--- To do ---
Quote the entries in full, character for character, without their images.
○ ○ ○ ○
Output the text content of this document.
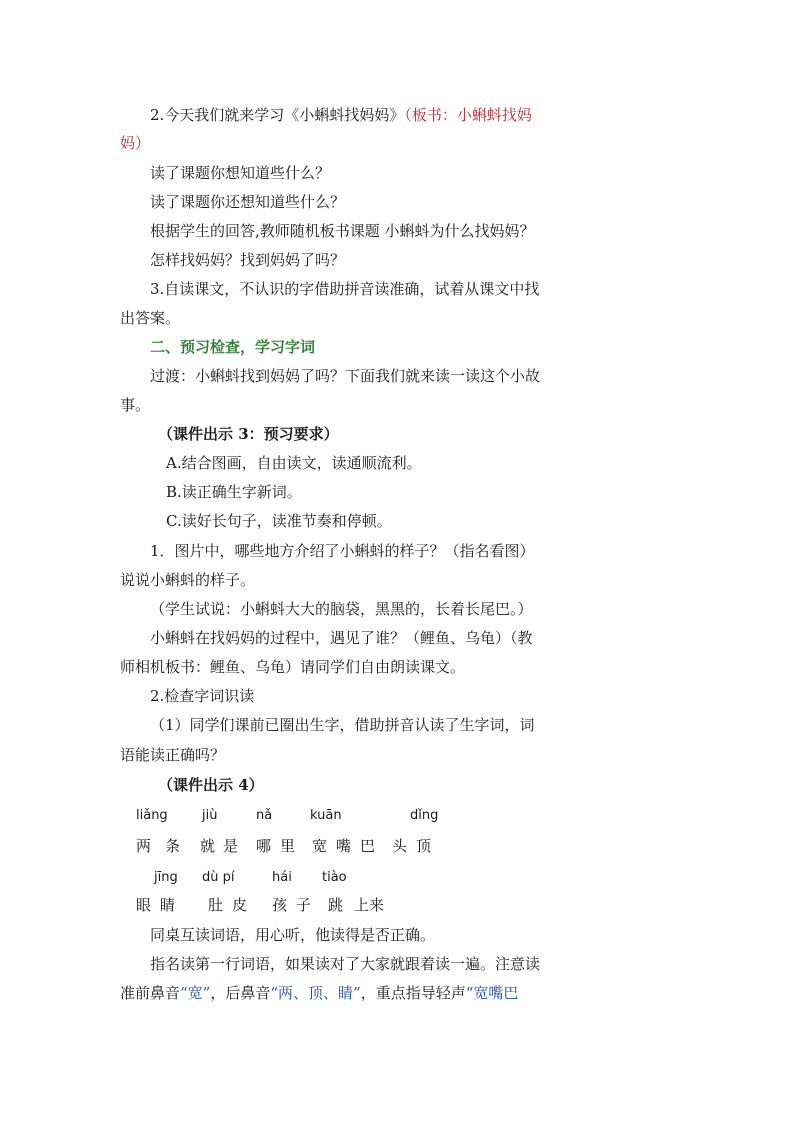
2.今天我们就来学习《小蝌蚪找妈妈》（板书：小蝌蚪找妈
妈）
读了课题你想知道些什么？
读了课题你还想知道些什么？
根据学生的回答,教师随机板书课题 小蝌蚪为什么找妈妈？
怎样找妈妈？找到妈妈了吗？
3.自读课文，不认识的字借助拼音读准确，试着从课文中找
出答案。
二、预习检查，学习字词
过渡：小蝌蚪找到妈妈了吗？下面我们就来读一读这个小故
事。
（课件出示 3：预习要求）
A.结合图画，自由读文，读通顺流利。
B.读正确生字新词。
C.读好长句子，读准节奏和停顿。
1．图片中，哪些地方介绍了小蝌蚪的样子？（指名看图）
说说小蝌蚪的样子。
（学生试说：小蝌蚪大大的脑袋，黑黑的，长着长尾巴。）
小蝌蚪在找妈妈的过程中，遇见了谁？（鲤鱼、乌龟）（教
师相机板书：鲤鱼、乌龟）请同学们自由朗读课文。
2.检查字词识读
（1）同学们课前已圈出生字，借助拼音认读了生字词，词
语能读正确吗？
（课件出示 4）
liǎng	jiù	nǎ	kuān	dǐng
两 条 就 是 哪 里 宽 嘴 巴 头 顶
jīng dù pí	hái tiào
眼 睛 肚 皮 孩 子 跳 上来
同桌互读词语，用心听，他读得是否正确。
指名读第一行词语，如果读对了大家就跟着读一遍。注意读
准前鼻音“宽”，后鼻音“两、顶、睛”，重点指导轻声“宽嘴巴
○ ○ ○ ○
--- Worked answer ---
Output the text content of this document.
2.今天我们就来学习《小蝌蚪找妈妈》（板书：小蝌蚪找妈
妈）
读了课题你想知道些什么？
读了课题你还想知道些什么？
根据学生的回答,教师随机板书课题 小蝌蚪为什么找妈妈？
怎样找妈妈？找到妈妈了吗？
3.自读课文，不认识的字借助拼音读准确，试着从课文中找
出答案。
二、预习检查，学习字词
过渡：小蝌蚪找到妈妈了吗？下面我们就来读一读这个小故
事。
（课件出示 3：预习要求）
A.结合图画，自由读文，读通顺流利。
B.读正确生字新词。
C.读好长句子，读准节奏和停顿。
1．图片中，哪些地方介绍了小蝌蚪的样子？（指名看图）
说说小蝌蚪的样子。
（学生试说：小蝌蚪大大的脑袋，黑黑的，长着长尾巴。）
小蝌蚪在找妈妈的过程中，遇见了谁？（鲤鱼、乌龟）（教
师相机板书：鲤鱼、乌龟）请同学们自由朗读课文。
2.检查字词识读
（1）同学们课前已圈出生字，借助拼音认读了生字词，词
语能读正确吗？
（课件出示 4）
liǎng	jiù	nǎ	kuān	dǐng
两 条 就 是 哪 里 宽 嘴 巴 头 顶
jīng dù pí	hái tiào
眼 睛 肚 皮 孩 子 跳 上来
同桌互读词语，用心听，他读得是否正确。
指名读第一行词语，如果读对了大家就跟着读一遍。注意读
准前鼻音“宽”，后鼻音“两、顶、睛”，重点指导轻声“宽嘴巴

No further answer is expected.